--- BEGIN The input ---
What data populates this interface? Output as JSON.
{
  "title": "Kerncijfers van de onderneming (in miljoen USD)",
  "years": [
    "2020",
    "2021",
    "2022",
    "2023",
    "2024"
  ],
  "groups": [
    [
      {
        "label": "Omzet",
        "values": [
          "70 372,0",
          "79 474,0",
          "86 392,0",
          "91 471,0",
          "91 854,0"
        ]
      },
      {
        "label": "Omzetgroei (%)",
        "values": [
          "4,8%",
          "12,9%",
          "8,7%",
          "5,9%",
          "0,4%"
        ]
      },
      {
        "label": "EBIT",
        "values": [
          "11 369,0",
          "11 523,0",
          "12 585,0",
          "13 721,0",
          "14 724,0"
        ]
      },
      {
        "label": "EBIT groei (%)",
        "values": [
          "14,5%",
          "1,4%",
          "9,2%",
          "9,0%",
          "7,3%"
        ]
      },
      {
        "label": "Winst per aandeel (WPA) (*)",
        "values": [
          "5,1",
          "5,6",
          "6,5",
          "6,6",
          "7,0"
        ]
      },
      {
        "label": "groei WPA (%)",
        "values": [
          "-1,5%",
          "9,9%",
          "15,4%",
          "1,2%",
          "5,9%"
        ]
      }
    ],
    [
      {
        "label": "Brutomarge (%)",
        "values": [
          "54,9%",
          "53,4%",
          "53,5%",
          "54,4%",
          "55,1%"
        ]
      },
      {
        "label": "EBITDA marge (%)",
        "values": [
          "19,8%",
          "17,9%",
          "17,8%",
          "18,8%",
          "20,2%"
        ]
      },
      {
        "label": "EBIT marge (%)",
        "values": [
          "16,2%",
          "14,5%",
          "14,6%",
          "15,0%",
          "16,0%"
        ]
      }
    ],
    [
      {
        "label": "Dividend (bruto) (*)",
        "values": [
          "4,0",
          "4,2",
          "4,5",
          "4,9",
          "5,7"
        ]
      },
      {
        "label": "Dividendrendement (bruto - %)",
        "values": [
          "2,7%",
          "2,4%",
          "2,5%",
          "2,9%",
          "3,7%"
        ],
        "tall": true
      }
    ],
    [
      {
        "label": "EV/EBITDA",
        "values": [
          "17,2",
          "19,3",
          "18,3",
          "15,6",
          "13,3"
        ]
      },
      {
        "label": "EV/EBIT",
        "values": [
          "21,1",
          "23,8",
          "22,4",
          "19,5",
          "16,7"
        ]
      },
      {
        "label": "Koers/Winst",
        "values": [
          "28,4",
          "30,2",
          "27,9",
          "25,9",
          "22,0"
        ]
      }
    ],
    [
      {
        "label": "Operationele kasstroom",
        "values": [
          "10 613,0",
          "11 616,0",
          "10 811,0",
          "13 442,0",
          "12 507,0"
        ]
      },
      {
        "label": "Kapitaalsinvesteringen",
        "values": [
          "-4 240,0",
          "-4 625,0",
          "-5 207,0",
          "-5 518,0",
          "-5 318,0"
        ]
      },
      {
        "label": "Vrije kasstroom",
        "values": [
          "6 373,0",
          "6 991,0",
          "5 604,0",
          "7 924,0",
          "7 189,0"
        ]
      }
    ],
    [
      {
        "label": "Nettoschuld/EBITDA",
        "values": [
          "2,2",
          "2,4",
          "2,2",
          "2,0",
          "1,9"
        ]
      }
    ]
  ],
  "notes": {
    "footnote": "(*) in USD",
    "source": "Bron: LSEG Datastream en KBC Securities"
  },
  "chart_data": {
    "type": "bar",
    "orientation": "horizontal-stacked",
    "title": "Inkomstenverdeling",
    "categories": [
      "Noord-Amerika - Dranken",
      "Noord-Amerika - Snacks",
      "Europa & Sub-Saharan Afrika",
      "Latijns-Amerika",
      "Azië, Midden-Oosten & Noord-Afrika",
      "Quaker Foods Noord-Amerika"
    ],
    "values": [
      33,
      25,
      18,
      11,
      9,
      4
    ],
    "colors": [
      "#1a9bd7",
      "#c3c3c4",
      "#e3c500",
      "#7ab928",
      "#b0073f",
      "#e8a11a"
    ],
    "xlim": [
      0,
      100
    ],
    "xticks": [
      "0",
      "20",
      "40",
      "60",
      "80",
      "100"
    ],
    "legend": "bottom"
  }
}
--- END The input ---
Job. Recopy the whole listing exactly.

Answer for the task.
What data populates this interface? Output as JSON.
{
  "title": "Kerncijfers van de onderneming (in miljoen USD)",
  "years": [
    "2020",
    "2021",
    "2022",
    "2023",
    "2024"
  ],
  "groups": [
    [
      {
        "label": "Omzet",
        "values": [
          "70 372,0",
          "79 474,0",
          "86 392,0",
          "91 471,0",
          "91 854,0"
        ]
      },
      {
        "label": "Omzetgroei (%)",
        "values": [
          "4,8%",
          "12,9%",
          "8,7%",
          "5,9%",
          "0,4%"
        ]
      },
      {
        "label": "EBIT",
        "values": [
          "11 369,0",
          "11 523,0",
          "12 585,0",
          "13 721,0",
          "14 724,0"
        ]
      },
      {
        "label": "EBIT groei (%)",
        "values": [
          "14,5%",
          "1,4%",
          "9,2%",
          "9,0%",
          "7,3%"
        ]
      },
      {
        "label": "Winst per aandeel (WPA) (*)",
        "values": [
          "5,1",
          "5,6",
          "6,5",
          "6,6",
          "7,0"
        ]
      },
      {
        "label": "groei WPA (%)",
        "values": [
          "-1,5%",
          "9,9%",
          "15,4%",
          "1,2%",
          "5,9%"
        ]
      }
    ],
    [
      {
        "label": "Brutomarge (%)",
        "values": [
          "54,9%",
          "53,4%",
          "53,5%",
          "54,4%",
          "55,1%"
        ]
      },
      {
        "label": "EBITDA marge (%)",
        "values": [
          "19,8%",
          "17,9%",
          "17,8%",
          "18,8%",
          "20,2%"
        ]
      },
      {
        "label": "EBIT marge (%)",
        "values": [
          "16,2%",
          "14,5%",
          "14,6%",
          "15,0%",
          "16,0%"
        ]
      }
    ],
    [
      {
        "label": "Dividend (bruto) (*)",
        "values": [
          "4,0",
          "4,2",
          "4,5",
          "4,9",
          "5,7"
        ]
      },
      {
        "label": "Dividendrendement (bruto - %)",
        "values": [
          "2,7%",
          "2,4%",
          "2,5%",
          "2,9%",
          "3,7%"
        ],
        "tall": true
      }
    ],
    [
      {
        "label": "EV/EBITDA",
        "values": [
          "17,2",
          "19,3",
          "18,3",
          "15,6",
          "13,3"
        ]
      },
      {
        "label": "EV/EBIT",
        "values": [
          "21,1",
          "23,8",
          "22,4",
          "19,5",
          "16,7"
        ]
      },
      {
        "label": "Koers/Winst",
        "values": [
          "28,4",
          "30,2",
          "27,9",
          "25,9",
          "22,0"
        ]
      }
    ],
    [
      {
        "label": "Operationele kasstroom",
        "values": [
          "10 613,0",
          "11 616,0",
          "10 811,0",
          "13 442,0",
          "12 507,0"
        ]
      },
      {
        "label": "Kapitaalsinvesteringen",
        "values": [
          "-4 240,0",
          "-4 625,0",
          "-5 207,0",
          "-5 518,0",
          "-5 318,0"
        ]
      },
      {
        "label": "Vrije kasstroom",
        "values": [
          "6 373,0",
          "6 991,0",
          "5 604,0",
          "7 924,0",
          "7 189,0"
        ]
      }
    ],
    [
      {
        "label": "Nettoschuld/EBITDA",
        "values": [
          "2,2",
          "2,4",
          "2,2",
          "2,0",
          "1,9"
        ]
      }
    ]
  ],
  "notes": {
    "footnote": "(*) in USD",
    "source": "Bron: LSEG Datastream en KBC Securities"
  },
  "chart_data": {
    "type": "bar",
    "orientation": "horizontal-stacked",
    "title": "Inkomstenverdeling",
    "categories": [
      "Noord-Amerika - Dranken",
      "Noord-Amerika - Snacks",
      "Europa & Sub-Saharan Afrika",
      "Latijns-Amerika",
      "Azië, Midden-Oosten & Noord-Afrika",
      "Quaker Foods Noord-Amerika"
    ],
    "values": [
      33,
      25,
      18,
      11,
      9,
      4
    ],
    "colors": [
      "#1a9bd7",
      "#c3c3c4",
      "#e3c500",
      "#7ab928",
      "#b0073f",
      "#e8a11a"
    ],
    "xlim": [
      0,
      100
    ],
    "xticks": [
      "0",
      "20",
      "40",
      "60",
      "80",
      "100"
    ],
    "legend": "bottom"
  }
}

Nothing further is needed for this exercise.